─── INFORMATION PROVIDED ───

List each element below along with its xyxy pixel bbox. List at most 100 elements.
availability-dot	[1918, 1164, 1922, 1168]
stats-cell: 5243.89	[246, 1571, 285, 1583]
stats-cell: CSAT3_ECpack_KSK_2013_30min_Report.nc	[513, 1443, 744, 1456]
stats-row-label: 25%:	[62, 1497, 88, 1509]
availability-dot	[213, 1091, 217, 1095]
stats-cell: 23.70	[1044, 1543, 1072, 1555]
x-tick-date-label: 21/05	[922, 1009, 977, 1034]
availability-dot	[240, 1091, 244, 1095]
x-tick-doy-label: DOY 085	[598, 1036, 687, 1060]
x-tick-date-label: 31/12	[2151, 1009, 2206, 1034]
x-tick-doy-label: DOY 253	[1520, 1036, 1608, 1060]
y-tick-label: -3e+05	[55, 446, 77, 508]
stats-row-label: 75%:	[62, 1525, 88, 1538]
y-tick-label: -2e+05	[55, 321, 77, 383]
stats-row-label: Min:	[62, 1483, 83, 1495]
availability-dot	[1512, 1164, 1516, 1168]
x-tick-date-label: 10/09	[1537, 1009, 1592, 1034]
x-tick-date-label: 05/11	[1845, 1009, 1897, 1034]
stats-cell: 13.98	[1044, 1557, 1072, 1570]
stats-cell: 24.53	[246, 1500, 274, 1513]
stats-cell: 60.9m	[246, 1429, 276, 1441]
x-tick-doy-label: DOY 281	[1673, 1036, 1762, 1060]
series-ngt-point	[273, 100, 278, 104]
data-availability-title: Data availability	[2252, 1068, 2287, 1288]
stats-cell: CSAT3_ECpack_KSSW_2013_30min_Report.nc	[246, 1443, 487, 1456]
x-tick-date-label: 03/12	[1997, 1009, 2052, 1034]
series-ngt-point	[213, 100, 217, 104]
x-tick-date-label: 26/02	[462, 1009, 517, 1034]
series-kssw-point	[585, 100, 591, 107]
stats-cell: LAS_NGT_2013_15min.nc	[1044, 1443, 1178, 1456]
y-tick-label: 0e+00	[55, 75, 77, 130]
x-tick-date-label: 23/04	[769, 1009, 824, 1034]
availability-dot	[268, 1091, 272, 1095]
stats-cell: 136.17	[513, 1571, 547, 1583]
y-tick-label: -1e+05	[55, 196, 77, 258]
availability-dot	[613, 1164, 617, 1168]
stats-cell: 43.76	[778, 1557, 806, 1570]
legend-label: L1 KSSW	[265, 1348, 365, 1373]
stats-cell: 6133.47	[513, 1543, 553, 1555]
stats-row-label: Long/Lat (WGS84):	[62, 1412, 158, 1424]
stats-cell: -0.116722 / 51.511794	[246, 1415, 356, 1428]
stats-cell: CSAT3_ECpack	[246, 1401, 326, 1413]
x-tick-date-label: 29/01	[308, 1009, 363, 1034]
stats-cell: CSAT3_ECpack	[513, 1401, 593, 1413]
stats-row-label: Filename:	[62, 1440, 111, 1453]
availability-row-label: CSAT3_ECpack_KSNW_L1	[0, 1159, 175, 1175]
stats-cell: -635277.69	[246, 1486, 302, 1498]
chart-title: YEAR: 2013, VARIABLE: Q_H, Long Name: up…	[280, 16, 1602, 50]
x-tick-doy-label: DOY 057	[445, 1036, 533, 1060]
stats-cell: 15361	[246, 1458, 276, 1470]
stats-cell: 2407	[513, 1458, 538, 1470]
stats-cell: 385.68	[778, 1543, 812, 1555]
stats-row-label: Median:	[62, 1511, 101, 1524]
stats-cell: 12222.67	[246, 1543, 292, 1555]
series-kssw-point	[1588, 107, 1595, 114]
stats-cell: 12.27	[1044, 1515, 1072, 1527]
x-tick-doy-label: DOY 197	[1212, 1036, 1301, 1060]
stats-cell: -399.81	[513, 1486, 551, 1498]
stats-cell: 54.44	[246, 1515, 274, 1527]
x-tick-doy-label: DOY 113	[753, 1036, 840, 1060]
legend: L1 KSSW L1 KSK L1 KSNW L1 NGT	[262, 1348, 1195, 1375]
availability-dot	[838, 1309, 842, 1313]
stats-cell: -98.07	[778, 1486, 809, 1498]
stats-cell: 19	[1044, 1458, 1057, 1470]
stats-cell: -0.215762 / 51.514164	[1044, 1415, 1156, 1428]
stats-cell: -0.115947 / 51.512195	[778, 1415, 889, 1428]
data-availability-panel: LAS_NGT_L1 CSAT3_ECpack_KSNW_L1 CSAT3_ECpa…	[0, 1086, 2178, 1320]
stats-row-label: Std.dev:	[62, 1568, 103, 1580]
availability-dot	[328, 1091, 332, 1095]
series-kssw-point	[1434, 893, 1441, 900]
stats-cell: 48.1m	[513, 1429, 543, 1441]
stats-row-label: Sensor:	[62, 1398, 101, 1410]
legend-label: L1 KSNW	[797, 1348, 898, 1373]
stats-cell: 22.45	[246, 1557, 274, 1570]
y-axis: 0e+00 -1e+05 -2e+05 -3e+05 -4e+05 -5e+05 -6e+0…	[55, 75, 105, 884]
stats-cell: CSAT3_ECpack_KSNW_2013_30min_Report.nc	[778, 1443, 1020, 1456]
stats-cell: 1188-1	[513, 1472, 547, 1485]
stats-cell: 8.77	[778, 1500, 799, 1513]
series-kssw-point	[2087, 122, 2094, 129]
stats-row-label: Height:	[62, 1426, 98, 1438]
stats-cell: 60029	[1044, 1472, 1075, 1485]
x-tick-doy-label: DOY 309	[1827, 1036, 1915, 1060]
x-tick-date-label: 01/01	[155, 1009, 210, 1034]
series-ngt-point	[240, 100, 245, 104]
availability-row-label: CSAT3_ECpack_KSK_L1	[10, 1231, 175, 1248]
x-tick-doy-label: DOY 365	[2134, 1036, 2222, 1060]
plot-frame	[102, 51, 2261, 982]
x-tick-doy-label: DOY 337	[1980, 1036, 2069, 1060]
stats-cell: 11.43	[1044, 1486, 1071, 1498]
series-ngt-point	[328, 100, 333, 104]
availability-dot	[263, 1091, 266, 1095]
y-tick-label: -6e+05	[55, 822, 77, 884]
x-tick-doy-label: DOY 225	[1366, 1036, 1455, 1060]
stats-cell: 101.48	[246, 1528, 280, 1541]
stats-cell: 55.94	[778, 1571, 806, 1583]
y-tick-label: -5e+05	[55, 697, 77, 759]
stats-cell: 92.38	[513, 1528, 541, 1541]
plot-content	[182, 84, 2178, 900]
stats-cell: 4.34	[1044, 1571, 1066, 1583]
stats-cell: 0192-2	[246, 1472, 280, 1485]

───

**PROBLEM**
Print every line of the material above verbatim, in its original order.

**EXERCISE OUTPUT**
List each element below along with its xyxy pixel bbox. List at most 100 elements.
availability-dot	[1918, 1164, 1922, 1168]
stats-cell: 5243.89	[246, 1571, 285, 1583]
stats-cell: CSAT3_ECpack_KSK_2013_30min_Report.nc	[513, 1443, 744, 1456]
stats-row-label: 25%:	[62, 1497, 88, 1509]
availability-dot	[213, 1091, 217, 1095]
stats-cell: 23.70	[1044, 1543, 1072, 1555]
x-tick-date-label: 21/05	[922, 1009, 977, 1034]
availability-dot	[240, 1091, 244, 1095]
x-tick-doy-label: DOY 085	[598, 1036, 687, 1060]
x-tick-date-label: 31/12	[2151, 1009, 2206, 1034]
x-tick-doy-label: DOY 253	[1520, 1036, 1608, 1060]
y-tick-label: -3e+05	[55, 446, 77, 508]
stats-row-label: 75%:	[62, 1525, 88, 1538]
y-tick-label: -2e+05	[55, 321, 77, 383]
stats-row-label: Min:	[62, 1483, 83, 1495]
availability-dot	[1512, 1164, 1516, 1168]
x-tick-date-label: 10/09	[1537, 1009, 1592, 1034]
x-tick-date-label: 05/11	[1845, 1009, 1897, 1034]
stats-cell: 13.98	[1044, 1557, 1072, 1570]
stats-cell: 24.53	[246, 1500, 274, 1513]
stats-cell: 60.9m	[246, 1429, 276, 1441]
x-tick-doy-label: DOY 281	[1673, 1036, 1762, 1060]
series-ngt-point	[273, 100, 278, 104]
data-availability-title: Data availability	[2252, 1068, 2287, 1288]
stats-cell: CSAT3_ECpack_KSSW_2013_30min_Report.nc	[246, 1443, 487, 1456]
x-tick-date-label: 03/12	[1997, 1009, 2052, 1034]
series-ngt-point	[213, 100, 217, 104]
x-tick-date-label: 26/02	[462, 1009, 517, 1034]
series-kssw-point	[585, 100, 591, 107]
stats-cell: LAS_NGT_2013_15min.nc	[1044, 1443, 1178, 1456]
y-tick-label: 0e+00	[55, 75, 77, 130]
x-tick-date-label: 23/04	[769, 1009, 824, 1034]
availability-dot	[268, 1091, 272, 1095]
stats-cell: 136.17	[513, 1571, 547, 1583]
y-tick-label: -1e+05	[55, 196, 77, 258]
availability-dot	[613, 1164, 617, 1168]
stats-cell: 43.76	[778, 1557, 806, 1570]
legend-label: L1 KSSW	[265, 1348, 365, 1373]
stats-cell: 6133.47	[513, 1543, 553, 1555]
stats-row-label: Long/Lat (WGS84):	[62, 1412, 158, 1424]
stats-cell: -0.116722 / 51.511794	[246, 1415, 356, 1428]
stats-cell: CSAT3_ECpack	[246, 1401, 326, 1413]
x-tick-date-label: 29/01	[308, 1009, 363, 1034]
stats-cell: CSAT3_ECpack	[513, 1401, 593, 1413]
stats-row-label: Filename:	[62, 1440, 111, 1453]
availability-row-label: CSAT3_ECpack_KSNW_L1	[0, 1159, 175, 1175]
stats-cell: -635277.69	[246, 1486, 302, 1498]
chart-title: YEAR: 2013, VARIABLE: Q_H, Long Name: up…	[280, 16, 1602, 50]
x-tick-doy-label: DOY 057	[445, 1036, 533, 1060]
stats-cell: 15361	[246, 1458, 276, 1470]
stats-cell: 2407	[513, 1458, 538, 1470]
stats-cell: 385.68	[778, 1543, 812, 1555]
stats-row-label: Median:	[62, 1511, 101, 1524]
stats-cell: 12222.67	[246, 1543, 292, 1555]
series-kssw-point	[1588, 107, 1595, 114]
stats-cell: 12.27	[1044, 1515, 1072, 1527]
x-tick-doy-label: DOY 197	[1212, 1036, 1301, 1060]
stats-cell: -399.81	[513, 1486, 551, 1498]
stats-cell: 54.44	[246, 1515, 274, 1527]
x-tick-doy-label: DOY 113	[753, 1036, 840, 1060]
legend: L1 KSSW L1 KSK L1 KSNW L1 NGT	[262, 1348, 1195, 1375]
availability-dot	[838, 1309, 842, 1313]
stats-cell: -98.07	[778, 1486, 809, 1498]
stats-cell: 19	[1044, 1458, 1057, 1470]
stats-cell: -0.215762 / 51.514164	[1044, 1415, 1156, 1428]
stats-cell: -0.115947 / 51.512195	[778, 1415, 889, 1428]
data-availability-panel: LAS_NGT_L1 CSAT3_ECpack_KSNW_L1 CSAT3_ECpa…	[0, 1086, 2178, 1320]
stats-row-label: Std.dev:	[62, 1568, 103, 1580]
availability-dot	[328, 1091, 332, 1095]
series-kssw-point	[1434, 893, 1441, 900]
stats-cell: 48.1m	[513, 1429, 543, 1441]
stats-row-label: Sensor:	[62, 1398, 101, 1410]
legend-label: L1 KSNW	[797, 1348, 898, 1373]
stats-cell: 22.45	[246, 1557, 274, 1570]
y-axis: 0e+00 -1e+05 -2e+05 -3e+05 -4e+05 -5e+05 -6e+0…	[55, 75, 105, 884]
stats-cell: CSAT3_ECpack_KSNW_2013_30min_Report.nc	[778, 1443, 1020, 1456]
stats-cell: 1188-1	[513, 1472, 547, 1485]
stats-cell: 8.77	[778, 1500, 799, 1513]
series-kssw-point	[2087, 122, 2094, 129]
stats-row-label: Height:	[62, 1426, 98, 1438]
stats-cell: 60029	[1044, 1472, 1075, 1485]
x-tick-doy-label: DOY 309	[1827, 1036, 1915, 1060]
x-tick-date-label: 01/01	[155, 1009, 210, 1034]
series-ngt-point	[240, 100, 245, 104]
availability-row-label: CSAT3_ECpack_KSK_L1	[10, 1231, 175, 1248]
x-tick-doy-label: DOY 365	[2134, 1036, 2222, 1060]
plot-frame	[102, 51, 2261, 982]
x-tick-doy-label: DOY 337	[1980, 1036, 2069, 1060]
stats-cell: 11.43	[1044, 1486, 1071, 1498]
series-ngt-point	[328, 100, 333, 104]
availability-dot	[263, 1091, 266, 1095]
y-tick-label: -6e+05	[55, 822, 77, 884]
x-tick-doy-label: DOY 225	[1366, 1036, 1455, 1060]
stats-cell: 101.48	[246, 1528, 280, 1541]
stats-cell: 55.94	[778, 1571, 806, 1583]
y-tick-label: -5e+05	[55, 697, 77, 759]
stats-cell: 92.38	[513, 1528, 541, 1541]
plot-content	[182, 84, 2178, 900]
stats-cell: 4.34	[1044, 1571, 1066, 1583]
stats-cell: 0192-2	[246, 1472, 280, 1485]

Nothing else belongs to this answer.